- Stated problem: Give every line back verbatim, dropping all images.

- Data provided:
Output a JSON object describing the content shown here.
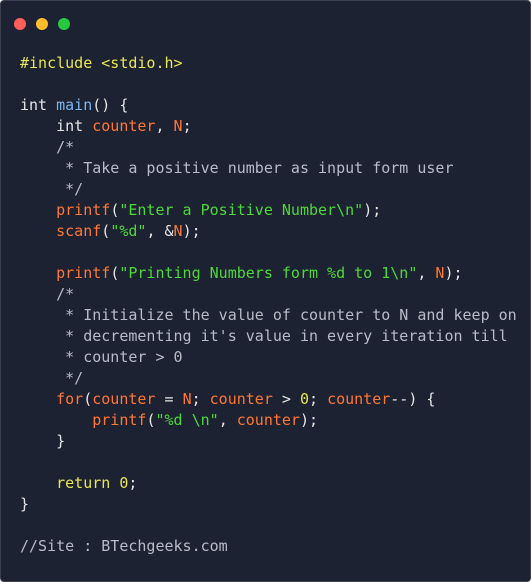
{
  "window": {
    "buttons": [
      "close",
      "minimize",
      "maximize"
    ],
    "colors": {
      "background": "#1d2232",
      "close": "#ff5f56",
      "minimize": "#ffbd2e",
      "maximize": "#27c93f"
    }
  },
  "code": {
    "language": "c",
    "lines": [
      [
        {
          "t": "#include <stdio.h>",
          "c": "directive"
        }
      ],
      [],
      [
        {
          "t": "int ",
          "c": "type"
        },
        {
          "t": "main",
          "c": "func"
        },
        {
          "t": "() {",
          "c": "plain"
        }
      ],
      [
        {
          "t": "    int ",
          "c": "type"
        },
        {
          "t": "counter",
          "c": "var"
        },
        {
          "t": ", ",
          "c": "plain"
        },
        {
          "t": "N",
          "c": "var"
        },
        {
          "t": ";",
          "c": "plain"
        }
      ],
      [
        {
          "t": "    /*",
          "c": "comment"
        }
      ],
      [
        {
          "t": "     * Take a positive number as input form user",
          "c": "comment"
        }
      ],
      [
        {
          "t": "     */",
          "c": "comment"
        }
      ],
      [
        {
          "t": "    ",
          "c": "plain"
        },
        {
          "t": "printf",
          "c": "call"
        },
        {
          "t": "(",
          "c": "plain"
        },
        {
          "t": "\"Enter a Positive Number\\n\"",
          "c": "str"
        },
        {
          "t": ");",
          "c": "plain"
        }
      ],
      [
        {
          "t": "    ",
          "c": "plain"
        },
        {
          "t": "scanf",
          "c": "call"
        },
        {
          "t": "(",
          "c": "plain"
        },
        {
          "t": "\"%d\"",
          "c": "str"
        },
        {
          "t": ", &",
          "c": "plain"
        },
        {
          "t": "N",
          "c": "var"
        },
        {
          "t": ");",
          "c": "plain"
        }
      ],
      [],
      [
        {
          "t": "    ",
          "c": "plain"
        },
        {
          "t": "printf",
          "c": "call"
        },
        {
          "t": "(",
          "c": "plain"
        },
        {
          "t": "\"Printing Numbers form %d to 1\\n\"",
          "c": "str"
        },
        {
          "t": ", ",
          "c": "plain"
        },
        {
          "t": "N",
          "c": "var"
        },
        {
          "t": ");",
          "c": "plain"
        }
      ],
      [
        {
          "t": "    /*",
          "c": "comment"
        }
      ],
      [
        {
          "t": "     * Initialize the value of counter to N and keep on",
          "c": "comment"
        }
      ],
      [
        {
          "t": "     * decrementing it's value in every iteration till",
          "c": "comment"
        }
      ],
      [
        {
          "t": "     * counter > 0",
          "c": "comment"
        }
      ],
      [
        {
          "t": "     */",
          "c": "comment"
        }
      ],
      [
        {
          "t": "    ",
          "c": "plain"
        },
        {
          "t": "for",
          "c": "call"
        },
        {
          "t": "(",
          "c": "plain"
        },
        {
          "t": "counter",
          "c": "var"
        },
        {
          "t": " = ",
          "c": "plain"
        },
        {
          "t": "N",
          "c": "var"
        },
        {
          "t": "; ",
          "c": "plain"
        },
        {
          "t": "counter",
          "c": "var"
        },
        {
          "t": " > ",
          "c": "plain"
        },
        {
          "t": "0",
          "c": "num"
        },
        {
          "t": "; ",
          "c": "plain"
        },
        {
          "t": "counter",
          "c": "var"
        },
        {
          "t": "--) {",
          "c": "plain"
        }
      ],
      [
        {
          "t": "        ",
          "c": "plain"
        },
        {
          "t": "printf",
          "c": "call"
        },
        {
          "t": "(",
          "c": "plain"
        },
        {
          "t": "\"%d \\n\"",
          "c": "str"
        },
        {
          "t": ", ",
          "c": "plain"
        },
        {
          "t": "counter",
          "c": "var"
        },
        {
          "t": ");",
          "c": "plain"
        }
      ],
      [
        {
          "t": "    }",
          "c": "plain"
        }
      ],
      [],
      [
        {
          "t": "    return ",
          "c": "kw"
        },
        {
          "t": "0",
          "c": "num"
        },
        {
          "t": ";",
          "c": "plain"
        }
      ],
      [
        {
          "t": "}",
          "c": "plain"
        }
      ],
      [],
      [
        {
          "t": "//Site : BTechgeeks.com",
          "c": "comment"
        }
      ]
    ]
  }
}
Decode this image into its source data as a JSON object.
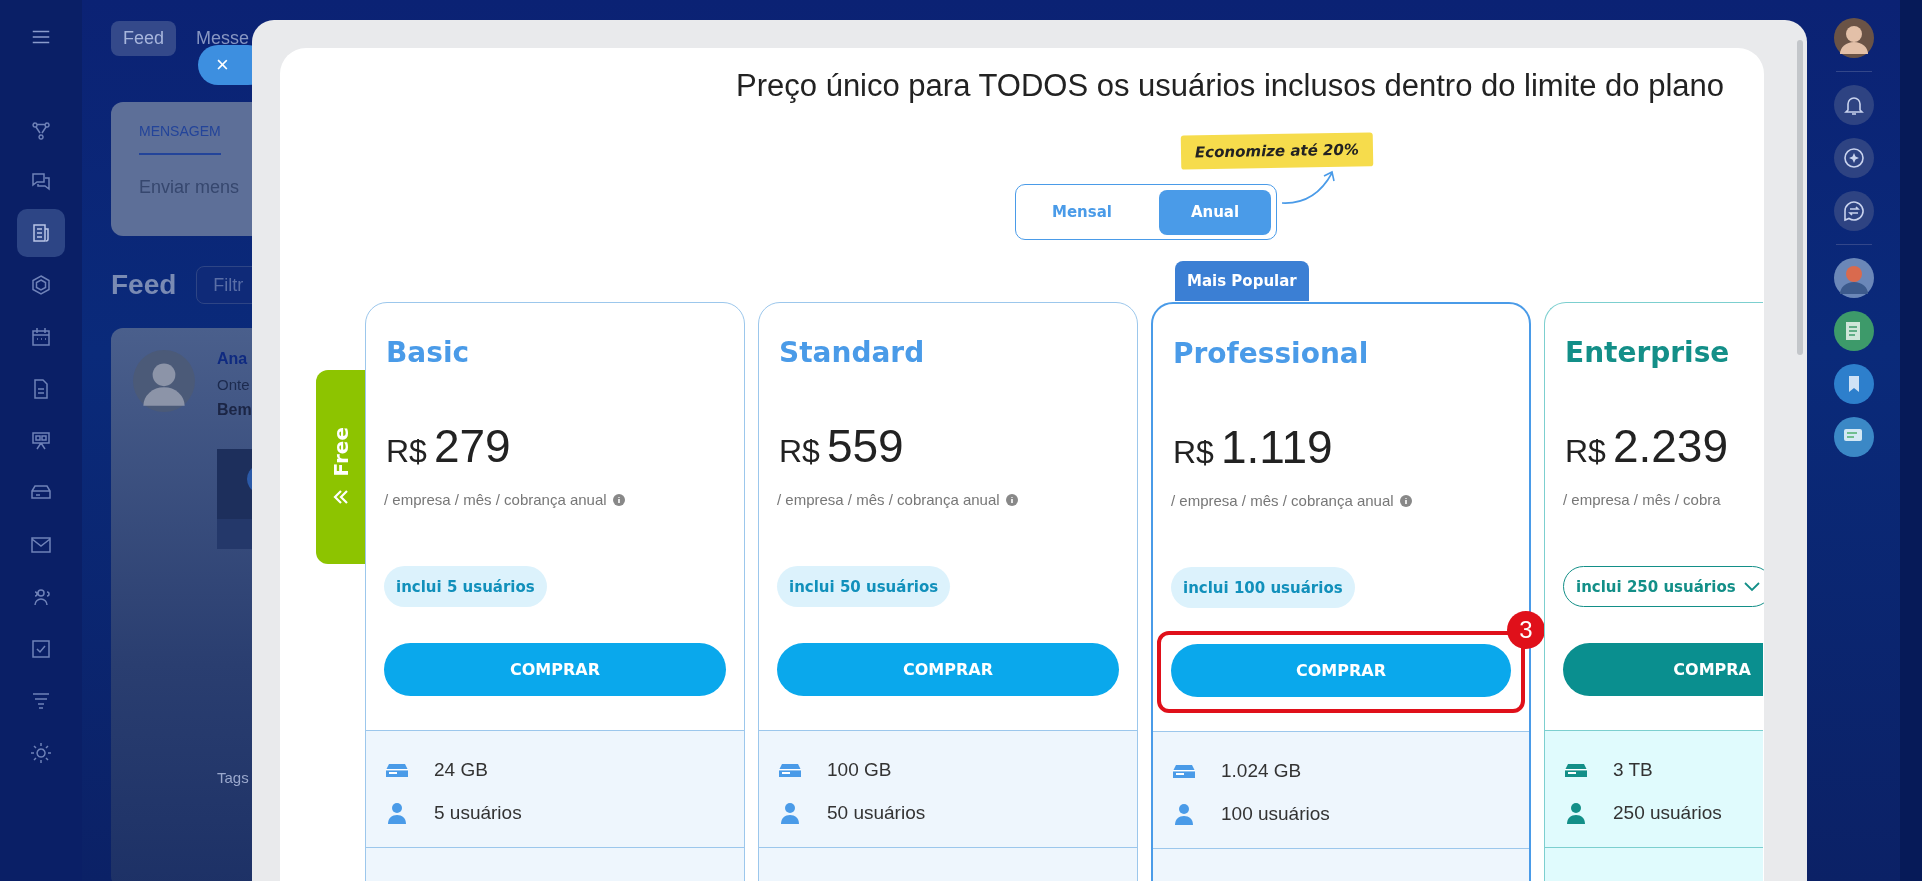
{
  "top_tabs": [
    {
      "label": "Feed",
      "selected": true
    },
    {
      "label": "Messe",
      "selected": false
    }
  ],
  "left_nav": [
    {
      "kind": "flow",
      "selected": false
    },
    {
      "kind": "chat",
      "selected": false
    },
    {
      "kind": "news",
      "selected": true
    },
    {
      "kind": "hexagon",
      "selected": false
    },
    {
      "kind": "calendar",
      "selected": false
    },
    {
      "kind": "document",
      "selected": false
    },
    {
      "kind": "board",
      "selected": false
    },
    {
      "kind": "drive",
      "selected": false
    },
    {
      "kind": "mail",
      "selected": false
    },
    {
      "kind": "people",
      "selected": false
    },
    {
      "kind": "task",
      "selected": false
    },
    {
      "kind": "filter",
      "selected": false
    },
    {
      "kind": "settings",
      "selected": false
    }
  ],
  "composer": {
    "tab": "MENSAGEM",
    "placeholder": "Enviar mens"
  },
  "feed": {
    "title": "Feed",
    "filter_placeholder": "Filtr"
  },
  "post": {
    "author": "Ana",
    "time": "Onte",
    "text": "Bem",
    "tags_label": "Tags"
  },
  "close_button": "×",
  "modal": {
    "heading": "Preço único para TODOS os usuários inclusos dentro do limite do plano",
    "promo_badge": "Economize até 20%",
    "billing_options": [
      {
        "label": "Mensal",
        "selected": false
      },
      {
        "label": "Anual",
        "selected": true
      }
    ],
    "free_tab": "Free",
    "plans": [
      {
        "kind": "standard",
        "name": "Basic",
        "popular": false,
        "currency": "R$",
        "price": "279",
        "period": "/ empresa / mês / cobrança anual",
        "info_icon": true,
        "users_pill": "inclui 5 usuários",
        "dropdown": false,
        "button": "COMPRAR",
        "features": [
          {
            "kind": "storage",
            "text": "24 GB"
          },
          {
            "kind": "users",
            "text": "5 usuários"
          }
        ]
      },
      {
        "kind": "standard",
        "name": "Standard",
        "popular": false,
        "currency": "R$",
        "price": "559",
        "period": "/ empresa / mês / cobrança anual",
        "info_icon": true,
        "users_pill": "inclui 50 usuários",
        "dropdown": false,
        "button": "COMPRAR",
        "features": [
          {
            "kind": "storage",
            "text": "100 GB"
          },
          {
            "kind": "users",
            "text": "50 usuários"
          }
        ]
      },
      {
        "kind": "standard",
        "name": "Professional",
        "popular": true,
        "popular_label": "Mais Popular",
        "callout": "3",
        "currency": "R$",
        "price": "1.119",
        "period": "/ empresa / mês / cobrança anual",
        "info_icon": true,
        "users_pill": "inclui 100 usuários",
        "dropdown": false,
        "button": "COMPRAR",
        "features": [
          {
            "kind": "storage",
            "text": "1.024 GB"
          },
          {
            "kind": "users",
            "text": "100 usuários"
          }
        ]
      },
      {
        "kind": "enterprise",
        "name": "Enterprise",
        "popular": false,
        "currency": "R$",
        "price": "2.239",
        "period": "/ empresa / mês / cobra",
        "info_icon": false,
        "users_pill": "inclui 250 usuários",
        "dropdown": true,
        "button": "COMPRA",
        "features": [
          {
            "kind": "storage",
            "text": "3 TB"
          },
          {
            "kind": "users",
            "text": "250 usuários"
          }
        ]
      }
    ]
  }
}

- Final result:
Output a JSON object describing the content shown here.
{
  "window": {
    "buttons": [
      "close",
      "minimize",
      "maximize"
    ],
    "colors": {
      "background": "#1d2232",
      "close": "#ff5f56",
      "minimize": "#ffbd2e",
      "maximize": "#27c93f"
    }
  },
  "code": {
    "language": "c",
    "lines": [
      [
        {
          "t": "#include <stdio.h>",
          "c": "directive"
        }
      ],
      [],
      [
        {
          "t": "int ",
          "c": "type"
        },
        {
          "t": "main",
          "c": "func"
        },
        {
          "t": "() {",
          "c": "plain"
        }
      ],
      [
        {
          "t": "    int ",
          "c": "type"
        },
        {
          "t": "counter",
          "c": "var"
        },
        {
          "t": ", ",
          "c": "plain"
        },
        {
          "t": "N",
          "c": "var"
        },
        {
          "t": ";",
          "c": "plain"
        }
      ],
      [
        {
          "t": "    /*",
          "c": "comment"
        }
      ],
      [
        {
          "t": "     * Take a positive number as input form user",
          "c": "comment"
        }
      ],
      [
        {
          "t": "     */",
          "c": "comment"
        }
      ],
      [
        {
          "t": "    ",
          "c": "plain"
        },
        {
          "t": "printf",
          "c": "call"
        },
        {
          "t": "(",
          "c": "plain"
        },
        {
          "t": "\"Enter a Positive Number\\n\"",
          "c": "str"
        },
        {
          "t": ");",
          "c": "plain"
        }
      ],
      [
        {
          "t": "    ",
          "c": "plain"
        },
        {
          "t": "scanf",
          "c": "call"
        },
        {
          "t": "(",
          "c": "plain"
        },
        {
          "t": "\"%d\"",
          "c": "str"
        },
        {
          "t": ", &",
          "c": "plain"
        },
        {
          "t": "N",
          "c": "var"
        },
        {
          "t": ");",
          "c": "plain"
        }
      ],
      [],
      [
        {
          "t": "    ",
          "c": "plain"
        },
        {
          "t": "printf",
          "c": "call"
        },
        {
          "t": "(",
          "c": "plain"
        },
        {
          "t": "\"Printing Numbers form %d to 1\\n\"",
          "c": "str"
        },
        {
          "t": ", ",
          "c": "plain"
        },
        {
          "t": "N",
          "c": "var"
        },
        {
          "t": ");",
          "c": "plain"
        }
      ],
      [
        {
          "t": "    /*",
          "c": "comment"
        }
      ],
      [
        {
          "t": "     * Initialize the value of counter to N and keep on",
          "c": "comment"
        }
      ],
      [
        {
          "t": "     * decrementing it's value in every iteration till",
          "c": "comment"
        }
      ],
      [
        {
          "t": "     * counter > 0",
          "c": "comment"
        }
      ],
      [
        {
          "t": "     */",
          "c": "comment"
        }
      ],
      [
        {
          "t": "    ",
          "c": "plain"
        },
        {
          "t": "for",
          "c": "call"
        },
        {
          "t": "(",
          "c": "plain"
        },
        {
          "t": "counter",
          "c": "var"
        },
        {
          "t": " = ",
          "c": "plain"
        },
        {
          "t": "N",
          "c": "var"
        },
        {
          "t": "; ",
          "c": "plain"
        },
        {
          "t": "counter",
          "c": "var"
        },
        {
          "t": " > ",
          "c": "plain"
        },
        {
          "t": "0",
          "c": "num"
        },
        {
          "t": "; ",
          "c": "plain"
        },
        {
          "t": "counter",
          "c": "var"
        },
        {
          "t": "--) {",
          "c": "plain"
        }
      ],
      [
        {
          "t": "        ",
          "c": "plain"
        },
        {
          "t": "printf",
          "c": "call"
        },
        {
          "t": "(",
          "c": "plain"
        },
        {
          "t": "\"%d \\n\"",
          "c": "str"
        },
        {
          "t": ", ",
          "c": "plain"
        },
        {
          "t": "counter",
          "c": "var"
        },
        {
          "t": ");",
          "c": "plain"
        }
      ],
      [
        {
          "t": "    }",
          "c": "plain"
        }
      ],
      [],
      [
        {
          "t": "    return ",
          "c": "kw"
        },
        {
          "t": "0",
          "c": "num"
        },
        {
          "t": ";",
          "c": "plain"
        }
      ],
      [
        {
          "t": "}",
          "c": "plain"
        }
      ],
      [],
      [
        {
          "t": "//Site : BTechgeeks.com",
          "c": "comment"
        }
      ]
    ]
  }
}
Decode this image into its source data as a JSON object.
{
  "top_tabs": [
    {
      "label": "Feed",
      "selected": true
    },
    {
      "label": "Messe",
      "selected": false
    }
  ],
  "left_nav": [
    {
      "kind": "flow",
      "selected": false
    },
    {
      "kind": "chat",
      "selected": false
    },
    {
      "kind": "news",
      "selected": true
    },
    {
      "kind": "hexagon",
      "selected": false
    },
    {
      "kind": "calendar",
      "selected": false
    },
    {
      "kind": "document",
      "selected": false
    },
    {
      "kind": "board",
      "selected": false
    },
    {
      "kind": "drive",
      "selected": false
    },
    {
      "kind": "mail",
      "selected": false
    },
    {
      "kind": "people",
      "selected": false
    },
    {
      "kind": "task",
      "selected": false
    },
    {
      "kind": "filter",
      "selected": false
    },
    {
      "kind": "settings",
      "selected": false
    }
  ],
  "composer": {
    "tab": "MENSAGEM",
    "placeholder": "Enviar mens"
  },
  "feed": {
    "title": "Feed",
    "filter_placeholder": "Filtr"
  },
  "post": {
    "author": "Ana",
    "time": "Onte",
    "text": "Bem",
    "tags_label": "Tags"
  },
  "close_button": "×",
  "modal": {
    "heading": "Preço único para TODOS os usuários inclusos dentro do limite do plano",
    "promo_badge": "Economize até 20%",
    "billing_options": [
      {
        "label": "Mensal",
        "selected": false
      },
      {
        "label": "Anual",
        "selected": true
      }
    ],
    "free_tab": "Free",
    "plans": [
      {
        "kind": "standard",
        "name": "Basic",
        "popular": false,
        "currency": "R$",
        "price": "279",
        "period": "/ empresa / mês / cobrança anual",
        "info_icon": true,
        "users_pill": "inclui 5 usuários",
        "dropdown": false,
        "button": "COMPRAR",
        "features": [
          {
            "kind": "storage",
            "text": "24 GB"
          },
          {
            "kind": "users",
            "text": "5 usuários"
          }
        ]
      },
      {
        "kind": "standard",
        "name": "Standard",
        "popular": false,
        "currency": "R$",
        "price": "559",
        "period": "/ empresa / mês / cobrança anual",
        "info_icon": true,
        "users_pill": "inclui 50 usuários",
        "dropdown": false,
        "button": "COMPRAR",
        "features": [
          {
            "kind": "storage",
            "text": "100 GB"
          },
          {
            "kind": "users",
            "text": "50 usuários"
          }
        ]
      },
      {
        "kind": "standard",
        "name": "Professional",
        "popular": true,
        "popular_label": "Mais Popular",
        "callout": "3",
        "currency": "R$",
        "price": "1.119",
        "period": "/ empresa / mês / cobrança anual",
        "info_icon": true,
        "users_pill": "inclui 100 usuários",
        "dropdown": false,
        "button": "COMPRAR",
        "features": [
          {
            "kind": "storage",
            "text": "1.024 GB"
          },
          {
            "kind": "users",
            "text": "100 usuários"
          }
        ]
      },
      {
        "kind": "enterprise",
        "name": "Enterprise",
        "popular": false,
        "currency": "R$",
        "price": "2.239",
        "period": "/ empresa / mês / cobra",
        "info_icon": false,
        "users_pill": "inclui 250 usuários",
        "dropdown": true,
        "button": "COMPRA",
        "features": [
          {
            "kind": "storage",
            "text": "3 TB"
          },
          {
            "kind": "users",
            "text": "250 usuários"
          }
        ]
      }
    ]
  }
}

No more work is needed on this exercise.